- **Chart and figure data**
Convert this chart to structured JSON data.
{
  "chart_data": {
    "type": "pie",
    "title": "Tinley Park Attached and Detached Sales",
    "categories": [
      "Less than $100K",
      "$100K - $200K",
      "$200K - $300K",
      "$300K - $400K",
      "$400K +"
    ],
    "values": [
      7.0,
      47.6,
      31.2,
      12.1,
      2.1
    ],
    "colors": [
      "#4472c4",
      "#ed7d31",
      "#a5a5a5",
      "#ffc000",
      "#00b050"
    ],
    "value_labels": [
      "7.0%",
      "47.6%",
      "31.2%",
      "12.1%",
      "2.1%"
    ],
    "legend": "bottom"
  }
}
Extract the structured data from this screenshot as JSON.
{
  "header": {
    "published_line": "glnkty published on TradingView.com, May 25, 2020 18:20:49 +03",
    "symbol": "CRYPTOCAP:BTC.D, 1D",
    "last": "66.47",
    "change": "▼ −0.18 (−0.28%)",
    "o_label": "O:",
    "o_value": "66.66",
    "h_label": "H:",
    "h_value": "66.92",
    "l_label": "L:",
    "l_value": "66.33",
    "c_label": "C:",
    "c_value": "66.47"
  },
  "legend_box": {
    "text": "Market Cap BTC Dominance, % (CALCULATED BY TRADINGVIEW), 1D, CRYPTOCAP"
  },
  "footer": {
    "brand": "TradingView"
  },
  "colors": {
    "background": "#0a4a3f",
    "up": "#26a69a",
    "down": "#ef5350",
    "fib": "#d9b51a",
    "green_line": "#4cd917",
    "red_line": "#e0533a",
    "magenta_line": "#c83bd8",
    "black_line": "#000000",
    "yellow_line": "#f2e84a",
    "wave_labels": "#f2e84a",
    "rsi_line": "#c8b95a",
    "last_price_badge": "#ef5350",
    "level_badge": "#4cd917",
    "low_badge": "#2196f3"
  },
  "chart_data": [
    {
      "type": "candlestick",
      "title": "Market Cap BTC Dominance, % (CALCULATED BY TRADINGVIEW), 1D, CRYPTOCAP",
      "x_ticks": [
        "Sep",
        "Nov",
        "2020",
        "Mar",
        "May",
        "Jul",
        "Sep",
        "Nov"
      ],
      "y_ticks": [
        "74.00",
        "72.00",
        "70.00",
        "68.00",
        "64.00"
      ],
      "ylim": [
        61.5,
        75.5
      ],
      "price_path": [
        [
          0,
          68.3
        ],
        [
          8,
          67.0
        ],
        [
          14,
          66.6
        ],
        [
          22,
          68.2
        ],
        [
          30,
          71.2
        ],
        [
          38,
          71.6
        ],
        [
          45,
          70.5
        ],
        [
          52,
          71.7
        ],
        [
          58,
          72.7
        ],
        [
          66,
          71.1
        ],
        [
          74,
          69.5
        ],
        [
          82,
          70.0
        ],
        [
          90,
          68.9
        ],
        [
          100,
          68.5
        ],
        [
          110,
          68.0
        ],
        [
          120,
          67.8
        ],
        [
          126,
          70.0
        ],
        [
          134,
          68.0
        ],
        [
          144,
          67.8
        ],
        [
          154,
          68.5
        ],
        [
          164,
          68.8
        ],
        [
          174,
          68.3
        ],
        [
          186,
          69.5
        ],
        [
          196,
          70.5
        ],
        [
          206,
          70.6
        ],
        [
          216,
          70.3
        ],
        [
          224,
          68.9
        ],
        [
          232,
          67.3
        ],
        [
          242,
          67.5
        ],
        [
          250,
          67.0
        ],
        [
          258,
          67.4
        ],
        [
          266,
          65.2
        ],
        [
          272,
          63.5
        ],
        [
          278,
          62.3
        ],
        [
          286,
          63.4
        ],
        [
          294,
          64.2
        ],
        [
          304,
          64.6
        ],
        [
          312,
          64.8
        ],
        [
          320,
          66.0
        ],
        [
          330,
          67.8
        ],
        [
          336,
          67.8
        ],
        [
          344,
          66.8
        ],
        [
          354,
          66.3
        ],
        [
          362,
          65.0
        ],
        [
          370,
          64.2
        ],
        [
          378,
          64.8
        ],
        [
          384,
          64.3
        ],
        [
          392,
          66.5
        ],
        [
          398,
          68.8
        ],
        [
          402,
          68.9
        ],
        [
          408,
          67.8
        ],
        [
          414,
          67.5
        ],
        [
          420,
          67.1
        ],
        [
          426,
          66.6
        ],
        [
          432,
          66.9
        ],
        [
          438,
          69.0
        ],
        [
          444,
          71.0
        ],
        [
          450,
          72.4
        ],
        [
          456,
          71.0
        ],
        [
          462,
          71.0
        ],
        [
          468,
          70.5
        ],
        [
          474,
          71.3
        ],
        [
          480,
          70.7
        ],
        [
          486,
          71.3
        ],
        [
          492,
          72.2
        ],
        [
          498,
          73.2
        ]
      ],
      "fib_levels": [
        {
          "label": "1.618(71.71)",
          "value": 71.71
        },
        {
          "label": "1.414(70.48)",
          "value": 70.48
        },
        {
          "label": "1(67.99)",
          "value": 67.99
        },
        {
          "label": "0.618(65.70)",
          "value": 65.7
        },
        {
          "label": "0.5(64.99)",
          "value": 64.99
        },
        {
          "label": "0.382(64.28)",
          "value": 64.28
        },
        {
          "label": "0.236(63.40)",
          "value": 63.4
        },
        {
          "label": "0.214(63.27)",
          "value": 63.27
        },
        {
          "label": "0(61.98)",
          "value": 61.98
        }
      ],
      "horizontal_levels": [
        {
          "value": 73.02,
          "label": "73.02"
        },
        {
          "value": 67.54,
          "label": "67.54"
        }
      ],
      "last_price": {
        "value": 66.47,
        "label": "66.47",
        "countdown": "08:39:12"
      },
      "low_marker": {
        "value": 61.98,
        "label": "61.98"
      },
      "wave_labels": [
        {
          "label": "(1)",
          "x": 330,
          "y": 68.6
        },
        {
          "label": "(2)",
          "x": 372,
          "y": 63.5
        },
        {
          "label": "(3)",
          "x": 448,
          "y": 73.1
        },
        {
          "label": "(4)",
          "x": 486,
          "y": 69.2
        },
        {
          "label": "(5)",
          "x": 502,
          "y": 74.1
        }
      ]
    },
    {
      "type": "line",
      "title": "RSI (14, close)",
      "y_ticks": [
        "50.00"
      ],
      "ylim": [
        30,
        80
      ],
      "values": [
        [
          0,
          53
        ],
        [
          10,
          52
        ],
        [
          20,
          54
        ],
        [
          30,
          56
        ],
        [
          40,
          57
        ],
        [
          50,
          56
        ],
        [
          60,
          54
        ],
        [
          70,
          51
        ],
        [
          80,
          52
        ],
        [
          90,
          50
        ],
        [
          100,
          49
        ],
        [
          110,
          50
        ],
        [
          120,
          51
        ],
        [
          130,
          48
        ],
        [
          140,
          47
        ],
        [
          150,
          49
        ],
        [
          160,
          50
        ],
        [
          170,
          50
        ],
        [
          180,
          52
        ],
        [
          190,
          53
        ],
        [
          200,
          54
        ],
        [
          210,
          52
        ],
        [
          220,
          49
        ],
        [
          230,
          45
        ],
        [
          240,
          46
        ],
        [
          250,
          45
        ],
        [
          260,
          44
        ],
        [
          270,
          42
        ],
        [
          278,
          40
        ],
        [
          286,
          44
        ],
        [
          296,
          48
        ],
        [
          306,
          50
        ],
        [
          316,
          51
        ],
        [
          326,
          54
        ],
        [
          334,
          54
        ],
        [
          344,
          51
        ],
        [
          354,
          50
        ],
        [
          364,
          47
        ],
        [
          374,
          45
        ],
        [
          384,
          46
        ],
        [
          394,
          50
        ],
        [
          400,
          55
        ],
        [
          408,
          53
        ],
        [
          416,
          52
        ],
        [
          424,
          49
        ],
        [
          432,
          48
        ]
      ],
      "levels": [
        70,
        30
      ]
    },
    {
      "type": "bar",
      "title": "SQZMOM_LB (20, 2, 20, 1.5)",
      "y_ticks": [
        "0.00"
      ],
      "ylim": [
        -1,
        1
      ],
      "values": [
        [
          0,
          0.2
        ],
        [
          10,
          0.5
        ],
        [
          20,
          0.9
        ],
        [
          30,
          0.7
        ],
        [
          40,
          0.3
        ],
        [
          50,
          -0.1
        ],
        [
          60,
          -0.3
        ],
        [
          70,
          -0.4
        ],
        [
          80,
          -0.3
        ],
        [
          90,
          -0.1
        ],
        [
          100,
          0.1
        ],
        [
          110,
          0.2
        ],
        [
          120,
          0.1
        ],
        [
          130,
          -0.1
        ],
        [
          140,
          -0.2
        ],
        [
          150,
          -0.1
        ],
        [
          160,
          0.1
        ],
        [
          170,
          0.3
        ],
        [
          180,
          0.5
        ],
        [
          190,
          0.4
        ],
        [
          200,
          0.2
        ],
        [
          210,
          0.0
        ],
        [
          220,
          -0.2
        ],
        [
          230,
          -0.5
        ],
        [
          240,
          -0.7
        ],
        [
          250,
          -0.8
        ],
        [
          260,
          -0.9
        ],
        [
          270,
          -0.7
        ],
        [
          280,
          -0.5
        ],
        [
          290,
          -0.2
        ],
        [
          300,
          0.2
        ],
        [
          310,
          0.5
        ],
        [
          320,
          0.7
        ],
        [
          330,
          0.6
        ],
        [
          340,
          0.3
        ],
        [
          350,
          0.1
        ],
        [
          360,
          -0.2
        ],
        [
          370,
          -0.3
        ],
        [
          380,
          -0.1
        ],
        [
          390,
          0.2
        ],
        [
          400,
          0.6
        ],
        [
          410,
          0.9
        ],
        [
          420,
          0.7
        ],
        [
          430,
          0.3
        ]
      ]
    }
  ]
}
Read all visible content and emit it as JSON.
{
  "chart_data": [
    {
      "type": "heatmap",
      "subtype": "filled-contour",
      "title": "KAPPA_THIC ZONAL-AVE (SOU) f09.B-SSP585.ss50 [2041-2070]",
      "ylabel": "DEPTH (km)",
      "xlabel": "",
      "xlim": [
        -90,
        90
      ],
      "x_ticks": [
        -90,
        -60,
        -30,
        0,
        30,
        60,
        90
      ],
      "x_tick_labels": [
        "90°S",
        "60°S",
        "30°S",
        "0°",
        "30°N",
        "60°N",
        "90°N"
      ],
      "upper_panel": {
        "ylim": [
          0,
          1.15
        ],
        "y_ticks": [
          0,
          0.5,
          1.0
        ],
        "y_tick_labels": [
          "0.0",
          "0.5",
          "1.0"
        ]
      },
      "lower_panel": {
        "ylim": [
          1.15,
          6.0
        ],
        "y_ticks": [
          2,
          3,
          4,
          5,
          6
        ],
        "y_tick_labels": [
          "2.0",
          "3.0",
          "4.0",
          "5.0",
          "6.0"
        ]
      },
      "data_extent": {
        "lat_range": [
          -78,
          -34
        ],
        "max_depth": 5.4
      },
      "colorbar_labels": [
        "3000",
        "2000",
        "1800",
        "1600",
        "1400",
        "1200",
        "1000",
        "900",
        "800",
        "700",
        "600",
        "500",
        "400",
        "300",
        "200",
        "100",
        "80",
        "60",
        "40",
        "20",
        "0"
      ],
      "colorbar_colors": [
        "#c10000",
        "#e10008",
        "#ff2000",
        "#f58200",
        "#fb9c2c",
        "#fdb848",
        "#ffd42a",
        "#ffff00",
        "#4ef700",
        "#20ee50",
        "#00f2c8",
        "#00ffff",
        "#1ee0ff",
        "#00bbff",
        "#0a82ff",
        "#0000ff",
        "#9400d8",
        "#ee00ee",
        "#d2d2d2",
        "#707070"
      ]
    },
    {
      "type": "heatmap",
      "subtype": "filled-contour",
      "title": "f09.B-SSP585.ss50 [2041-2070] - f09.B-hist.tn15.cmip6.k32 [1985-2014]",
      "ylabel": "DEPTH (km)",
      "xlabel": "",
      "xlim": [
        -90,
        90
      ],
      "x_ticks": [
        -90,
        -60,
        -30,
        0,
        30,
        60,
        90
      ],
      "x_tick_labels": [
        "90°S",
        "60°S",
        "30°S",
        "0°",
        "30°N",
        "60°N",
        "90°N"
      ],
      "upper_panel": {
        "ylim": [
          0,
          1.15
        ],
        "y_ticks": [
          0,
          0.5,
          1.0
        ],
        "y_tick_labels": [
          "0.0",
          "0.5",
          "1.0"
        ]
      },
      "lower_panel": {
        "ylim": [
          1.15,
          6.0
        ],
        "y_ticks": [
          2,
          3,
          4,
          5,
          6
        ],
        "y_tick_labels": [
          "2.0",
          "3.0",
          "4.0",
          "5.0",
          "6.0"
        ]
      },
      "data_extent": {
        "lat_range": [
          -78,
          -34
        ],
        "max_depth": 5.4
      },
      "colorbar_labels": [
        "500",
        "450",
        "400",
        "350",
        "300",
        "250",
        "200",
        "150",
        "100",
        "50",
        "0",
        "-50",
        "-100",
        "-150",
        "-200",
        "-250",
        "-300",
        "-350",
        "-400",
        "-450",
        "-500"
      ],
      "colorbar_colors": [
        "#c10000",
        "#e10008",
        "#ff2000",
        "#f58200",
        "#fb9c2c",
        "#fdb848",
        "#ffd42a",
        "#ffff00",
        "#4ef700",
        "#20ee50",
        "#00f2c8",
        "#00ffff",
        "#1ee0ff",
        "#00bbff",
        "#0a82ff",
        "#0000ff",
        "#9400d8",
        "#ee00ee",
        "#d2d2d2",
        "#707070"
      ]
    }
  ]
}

- **Exercise directions**
Lines of the material that contain the word "structured" are to be gathered.

- **Solution to this task**
Convert this chart to structured JSON data.
Extract the structured data from this screenshot as JSON.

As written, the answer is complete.